#### BRIEF
Filter for the word "name" and keep each matching line.
·····
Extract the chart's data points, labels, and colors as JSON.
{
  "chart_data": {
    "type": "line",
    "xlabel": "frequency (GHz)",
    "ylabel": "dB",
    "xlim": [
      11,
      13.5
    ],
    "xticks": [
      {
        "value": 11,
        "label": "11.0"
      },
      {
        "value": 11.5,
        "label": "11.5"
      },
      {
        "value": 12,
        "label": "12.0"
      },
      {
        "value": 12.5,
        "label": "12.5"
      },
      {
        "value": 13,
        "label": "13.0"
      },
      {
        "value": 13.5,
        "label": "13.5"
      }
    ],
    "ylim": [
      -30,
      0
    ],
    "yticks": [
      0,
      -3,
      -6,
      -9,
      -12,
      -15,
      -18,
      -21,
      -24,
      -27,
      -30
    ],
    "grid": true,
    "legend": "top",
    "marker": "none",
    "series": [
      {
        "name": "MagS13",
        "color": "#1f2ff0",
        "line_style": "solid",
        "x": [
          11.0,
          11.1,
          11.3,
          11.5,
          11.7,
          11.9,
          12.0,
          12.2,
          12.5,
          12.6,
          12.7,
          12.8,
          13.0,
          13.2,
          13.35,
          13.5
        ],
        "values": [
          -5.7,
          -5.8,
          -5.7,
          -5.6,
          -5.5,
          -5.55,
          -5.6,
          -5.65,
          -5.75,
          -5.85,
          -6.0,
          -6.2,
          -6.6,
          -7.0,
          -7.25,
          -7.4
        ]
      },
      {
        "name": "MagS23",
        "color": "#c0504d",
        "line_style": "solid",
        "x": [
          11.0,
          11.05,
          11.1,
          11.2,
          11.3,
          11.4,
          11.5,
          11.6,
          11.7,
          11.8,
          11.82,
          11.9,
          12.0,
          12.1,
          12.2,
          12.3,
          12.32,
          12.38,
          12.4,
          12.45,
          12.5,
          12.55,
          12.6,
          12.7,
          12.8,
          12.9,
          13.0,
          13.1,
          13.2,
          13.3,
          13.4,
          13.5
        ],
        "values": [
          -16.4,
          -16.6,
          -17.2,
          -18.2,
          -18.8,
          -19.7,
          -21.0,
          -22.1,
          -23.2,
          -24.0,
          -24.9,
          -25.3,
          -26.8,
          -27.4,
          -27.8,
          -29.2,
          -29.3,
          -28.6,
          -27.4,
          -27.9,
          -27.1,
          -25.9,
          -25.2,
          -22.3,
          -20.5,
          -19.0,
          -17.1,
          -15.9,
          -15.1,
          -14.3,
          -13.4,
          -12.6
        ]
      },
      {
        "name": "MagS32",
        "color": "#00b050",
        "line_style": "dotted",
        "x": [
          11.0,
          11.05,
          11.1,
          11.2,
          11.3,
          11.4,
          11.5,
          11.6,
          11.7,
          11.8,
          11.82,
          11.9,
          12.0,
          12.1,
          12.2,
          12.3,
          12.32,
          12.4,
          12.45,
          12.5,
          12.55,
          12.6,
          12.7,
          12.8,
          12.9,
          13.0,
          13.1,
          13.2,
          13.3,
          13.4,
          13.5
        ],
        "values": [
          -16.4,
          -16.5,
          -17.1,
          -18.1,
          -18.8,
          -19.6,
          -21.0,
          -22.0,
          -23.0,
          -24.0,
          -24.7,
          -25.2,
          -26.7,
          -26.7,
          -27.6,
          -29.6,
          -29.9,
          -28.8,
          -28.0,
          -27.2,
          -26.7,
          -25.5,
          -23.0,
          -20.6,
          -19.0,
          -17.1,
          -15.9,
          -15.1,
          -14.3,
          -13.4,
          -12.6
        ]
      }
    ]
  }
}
·····
#### THE SOLUTION
        "name": "MagS13",
        "name": "MagS23",
        "name": "MagS32",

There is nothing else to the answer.